> EXERCISE BRIEF: Reproduce the data from the line containing "col-task-name[interactable]: Task name" through the line containing "help-icon[interactable]: ? [318, 14, 329, 25]", exactly as they appear, outputting only those lines.

> LISTING:

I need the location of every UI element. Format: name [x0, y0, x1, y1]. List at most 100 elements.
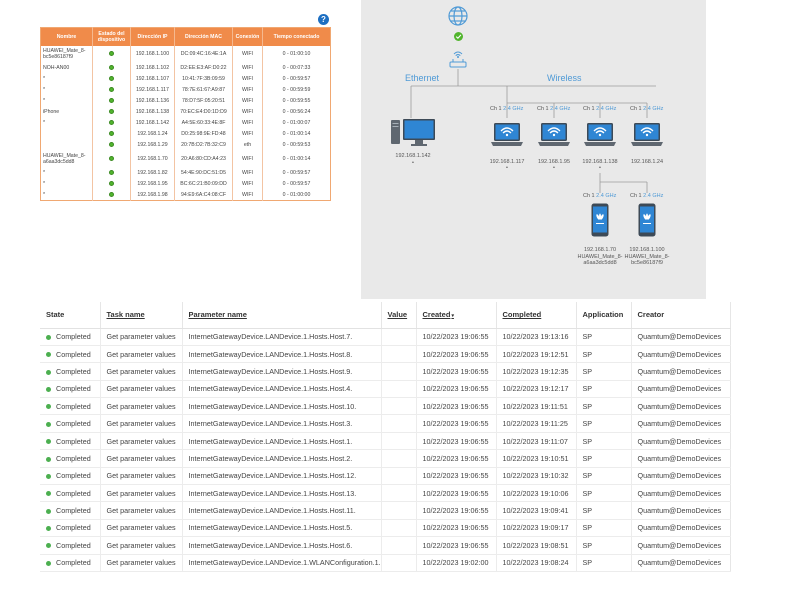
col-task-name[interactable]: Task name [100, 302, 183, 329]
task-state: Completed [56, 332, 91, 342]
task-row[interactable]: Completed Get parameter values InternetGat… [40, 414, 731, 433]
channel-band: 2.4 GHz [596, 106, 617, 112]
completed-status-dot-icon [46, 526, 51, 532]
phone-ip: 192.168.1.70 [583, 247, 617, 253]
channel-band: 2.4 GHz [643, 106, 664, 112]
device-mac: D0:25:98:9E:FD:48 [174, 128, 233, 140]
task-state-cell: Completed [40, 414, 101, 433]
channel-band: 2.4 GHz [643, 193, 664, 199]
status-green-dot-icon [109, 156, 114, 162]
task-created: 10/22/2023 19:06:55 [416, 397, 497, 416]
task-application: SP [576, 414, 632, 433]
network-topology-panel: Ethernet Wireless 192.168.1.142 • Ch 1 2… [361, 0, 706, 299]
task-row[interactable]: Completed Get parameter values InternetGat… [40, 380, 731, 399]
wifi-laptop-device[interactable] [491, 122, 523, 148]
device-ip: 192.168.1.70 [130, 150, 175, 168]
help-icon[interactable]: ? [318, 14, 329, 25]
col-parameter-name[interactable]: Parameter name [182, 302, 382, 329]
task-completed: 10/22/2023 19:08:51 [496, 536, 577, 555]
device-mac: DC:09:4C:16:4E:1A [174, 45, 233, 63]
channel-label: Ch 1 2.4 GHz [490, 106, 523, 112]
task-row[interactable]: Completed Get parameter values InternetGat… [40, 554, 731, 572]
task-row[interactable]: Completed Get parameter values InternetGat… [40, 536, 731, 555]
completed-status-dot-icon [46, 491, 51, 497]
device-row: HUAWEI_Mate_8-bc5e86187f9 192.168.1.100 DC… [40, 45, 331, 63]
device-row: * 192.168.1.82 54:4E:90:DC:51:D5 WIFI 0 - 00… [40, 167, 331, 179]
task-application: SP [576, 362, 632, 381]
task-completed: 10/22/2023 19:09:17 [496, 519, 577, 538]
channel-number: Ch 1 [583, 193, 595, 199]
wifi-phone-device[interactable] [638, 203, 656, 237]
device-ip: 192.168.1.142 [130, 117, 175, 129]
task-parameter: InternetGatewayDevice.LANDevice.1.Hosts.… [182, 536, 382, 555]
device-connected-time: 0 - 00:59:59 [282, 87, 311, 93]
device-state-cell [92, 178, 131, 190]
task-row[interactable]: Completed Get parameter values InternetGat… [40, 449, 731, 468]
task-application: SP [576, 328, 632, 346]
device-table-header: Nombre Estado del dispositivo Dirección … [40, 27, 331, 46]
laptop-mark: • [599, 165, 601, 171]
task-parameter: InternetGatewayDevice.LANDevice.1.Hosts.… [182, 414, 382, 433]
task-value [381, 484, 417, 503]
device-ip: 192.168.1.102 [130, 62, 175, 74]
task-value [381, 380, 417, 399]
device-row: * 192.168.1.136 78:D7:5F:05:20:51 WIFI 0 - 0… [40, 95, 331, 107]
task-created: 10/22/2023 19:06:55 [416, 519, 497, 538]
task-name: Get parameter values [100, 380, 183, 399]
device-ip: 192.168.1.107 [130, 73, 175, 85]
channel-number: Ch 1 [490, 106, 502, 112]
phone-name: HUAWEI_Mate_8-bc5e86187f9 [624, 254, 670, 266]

> WRITTEN RESPONSE:
col-task-name[interactable]: Task name [100, 302, 183, 329]
task-state: Completed [56, 332, 91, 342]
task-row[interactable]: Completed Get parameter values InternetGat… [40, 414, 731, 433]
channel-band: 2.4 GHz [596, 106, 617, 112]
completed-status-dot-icon [46, 526, 51, 532]
phone-ip: 192.168.1.70 [583, 247, 617, 253]
channel-band: 2.4 GHz [643, 106, 664, 112]
device-mac: D0:25:98:9E:FD:48 [174, 128, 233, 140]
task-state-cell: Completed [40, 414, 101, 433]
channel-band: 2.4 GHz [643, 193, 664, 199]
status-green-dot-icon [109, 156, 114, 162]
task-created: 10/22/2023 19:06:55 [416, 397, 497, 416]
task-application: SP [576, 414, 632, 433]
network-topology-panel: Ethernet Wireless 192.168.1.142 • Ch 1 2… [361, 0, 706, 299]
task-row[interactable]: Completed Get parameter values InternetGat… [40, 380, 731, 399]
wifi-laptop-device[interactable] [491, 122, 523, 148]
device-ip: 192.168.1.70 [130, 150, 175, 168]
help-icon[interactable]: ? [318, 14, 329, 25]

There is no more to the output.